_Requirements_: According to the senate meeting minutes, who moved to postpone the main motion until the next senate meeting?

_Source passage_:
+-------+
The past senate chair said that the notion of primary responsibility to schools should be clarified.  Will those faculty meet the same expectations about scholarship, service and teaching; or is the assignment of those faculty to tenure homes in departments an administrative convenience only to meet the letter but not the spirit of the AAUP-USNH contract?  Should a specified percentage of the time of faculty with primary responsibility to a school be spent on work for the department?  The proposed policy states that “The School will comport with policies and protocols of faculty governance as elsewhere in UNH, including existing policies on joint and affiliated appointment and promotion of faculty.”  However, a senator said that the existing policies are not clear.  Also, if a faculty member has a primary home in a school, how would the department handle promotion and tenure?  The senate vice chair said that no policy can cover all possibilities and that specifics could be put in memoranda of understanding.  If the senate passes a motion to accept the current draft of the general schools policy, that policy would cover all individual school proposals.  The senate chair said that currently the senate is waiting to receive a revised marine school proposal and that all proposals for individual schools must come before the Faculty Senate for approval. 

A senator asked how the university would gain from having new schools instead of new programs.  A professor responded that faculty proposing the marine school think that the new school would be a focal point which will highlight, for those outside of the university, the many resources UNH has for marine studies and the very productive marine researchers here and that this would make the UNH efforts more competitive with the very visible schools of marine studies at other institutions.  Internally, a marine school could make it easier for faculty to cooperate and to deal with the deans of the colleges housing the various current marine entities at UNH.  Larry Prelli moved and Deb Kinghorn seconded a motion to postpone the main motion until the next senate meeting.  The motion to postpone passed unanimously.  In response to a question, the senate parliamentarian said that the motion to postpone allows the senate to continue the discussion at the next meeting and to vote or not vote on the main matter then as the senate wishes.  The senate chair asked all senators to consult with their departmental colleagues on these matters before the next senate meeting.  

VII.  Adjournment – The meeting was adjourned.
+-------+
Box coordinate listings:
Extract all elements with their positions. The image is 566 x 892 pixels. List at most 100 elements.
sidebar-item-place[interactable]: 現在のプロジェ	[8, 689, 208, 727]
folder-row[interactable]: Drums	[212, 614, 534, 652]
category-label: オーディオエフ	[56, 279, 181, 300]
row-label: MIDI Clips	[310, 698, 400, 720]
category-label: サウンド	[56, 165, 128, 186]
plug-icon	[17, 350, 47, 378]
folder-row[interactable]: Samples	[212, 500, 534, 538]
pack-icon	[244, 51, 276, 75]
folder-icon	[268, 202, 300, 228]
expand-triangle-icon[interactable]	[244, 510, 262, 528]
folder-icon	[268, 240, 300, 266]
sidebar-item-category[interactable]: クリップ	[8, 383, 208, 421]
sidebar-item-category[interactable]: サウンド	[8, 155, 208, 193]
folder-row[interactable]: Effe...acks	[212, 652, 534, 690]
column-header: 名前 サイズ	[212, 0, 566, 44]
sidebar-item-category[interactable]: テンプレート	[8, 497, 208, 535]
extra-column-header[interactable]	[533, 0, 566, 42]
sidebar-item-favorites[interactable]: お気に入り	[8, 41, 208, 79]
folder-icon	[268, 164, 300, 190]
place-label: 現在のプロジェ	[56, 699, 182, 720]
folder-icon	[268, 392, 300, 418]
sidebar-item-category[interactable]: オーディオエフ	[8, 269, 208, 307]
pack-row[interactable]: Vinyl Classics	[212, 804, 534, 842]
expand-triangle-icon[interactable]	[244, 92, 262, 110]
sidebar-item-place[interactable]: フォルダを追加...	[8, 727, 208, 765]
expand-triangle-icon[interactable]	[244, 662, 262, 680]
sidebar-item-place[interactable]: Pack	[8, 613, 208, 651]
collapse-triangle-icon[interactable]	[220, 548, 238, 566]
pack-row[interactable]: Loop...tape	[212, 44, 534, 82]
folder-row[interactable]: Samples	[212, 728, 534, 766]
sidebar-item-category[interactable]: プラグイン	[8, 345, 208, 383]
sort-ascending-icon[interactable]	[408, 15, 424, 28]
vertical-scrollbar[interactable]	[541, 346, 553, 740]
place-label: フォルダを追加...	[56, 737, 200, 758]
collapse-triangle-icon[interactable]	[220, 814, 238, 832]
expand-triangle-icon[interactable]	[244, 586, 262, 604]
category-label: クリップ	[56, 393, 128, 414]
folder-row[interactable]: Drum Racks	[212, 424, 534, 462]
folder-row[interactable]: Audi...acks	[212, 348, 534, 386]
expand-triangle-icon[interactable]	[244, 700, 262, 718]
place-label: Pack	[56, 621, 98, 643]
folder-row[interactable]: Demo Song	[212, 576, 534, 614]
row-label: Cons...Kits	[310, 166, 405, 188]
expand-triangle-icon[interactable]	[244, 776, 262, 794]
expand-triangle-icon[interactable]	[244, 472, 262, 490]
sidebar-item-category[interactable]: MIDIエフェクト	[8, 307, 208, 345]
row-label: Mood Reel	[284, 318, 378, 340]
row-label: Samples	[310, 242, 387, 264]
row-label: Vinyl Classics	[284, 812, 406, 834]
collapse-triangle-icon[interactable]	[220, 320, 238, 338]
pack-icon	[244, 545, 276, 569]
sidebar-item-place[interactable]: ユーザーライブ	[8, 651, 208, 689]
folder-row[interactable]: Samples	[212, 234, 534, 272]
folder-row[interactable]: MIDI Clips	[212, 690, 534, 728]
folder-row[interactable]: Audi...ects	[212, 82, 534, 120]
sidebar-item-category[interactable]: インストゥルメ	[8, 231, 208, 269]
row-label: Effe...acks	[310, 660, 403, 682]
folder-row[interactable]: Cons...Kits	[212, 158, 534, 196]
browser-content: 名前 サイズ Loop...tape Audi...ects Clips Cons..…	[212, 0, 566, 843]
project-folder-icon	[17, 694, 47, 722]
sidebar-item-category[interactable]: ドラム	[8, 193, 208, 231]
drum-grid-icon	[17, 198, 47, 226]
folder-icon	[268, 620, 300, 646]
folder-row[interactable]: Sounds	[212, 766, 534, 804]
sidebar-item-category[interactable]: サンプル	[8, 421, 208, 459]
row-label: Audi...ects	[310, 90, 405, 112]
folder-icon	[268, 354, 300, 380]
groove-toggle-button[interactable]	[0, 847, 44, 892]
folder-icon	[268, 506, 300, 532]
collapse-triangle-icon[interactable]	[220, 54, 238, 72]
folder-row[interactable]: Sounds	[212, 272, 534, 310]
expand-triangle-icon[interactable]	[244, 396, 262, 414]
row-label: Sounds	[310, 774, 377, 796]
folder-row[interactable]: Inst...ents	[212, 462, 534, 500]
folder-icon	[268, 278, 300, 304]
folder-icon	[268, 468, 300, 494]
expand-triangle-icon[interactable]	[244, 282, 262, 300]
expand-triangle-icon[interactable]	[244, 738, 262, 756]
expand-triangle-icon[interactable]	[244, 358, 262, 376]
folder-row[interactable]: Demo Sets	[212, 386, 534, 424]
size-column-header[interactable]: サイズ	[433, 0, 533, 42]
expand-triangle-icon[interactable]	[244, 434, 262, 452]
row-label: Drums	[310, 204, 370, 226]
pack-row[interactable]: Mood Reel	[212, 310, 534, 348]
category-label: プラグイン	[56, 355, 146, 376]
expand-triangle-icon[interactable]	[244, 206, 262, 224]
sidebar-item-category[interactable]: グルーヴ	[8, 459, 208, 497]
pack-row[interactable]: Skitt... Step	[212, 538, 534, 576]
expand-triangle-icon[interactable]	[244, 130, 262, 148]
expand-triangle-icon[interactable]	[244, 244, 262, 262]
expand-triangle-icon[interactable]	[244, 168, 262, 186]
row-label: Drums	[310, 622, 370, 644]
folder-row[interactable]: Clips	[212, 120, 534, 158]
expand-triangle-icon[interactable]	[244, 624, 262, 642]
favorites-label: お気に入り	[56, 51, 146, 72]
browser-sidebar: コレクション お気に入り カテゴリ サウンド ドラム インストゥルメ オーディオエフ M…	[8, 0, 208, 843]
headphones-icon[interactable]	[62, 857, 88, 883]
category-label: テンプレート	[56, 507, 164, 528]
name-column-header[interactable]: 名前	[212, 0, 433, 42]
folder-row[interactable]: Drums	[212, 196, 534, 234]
+-------+
_Output of the task_: Larry Prelli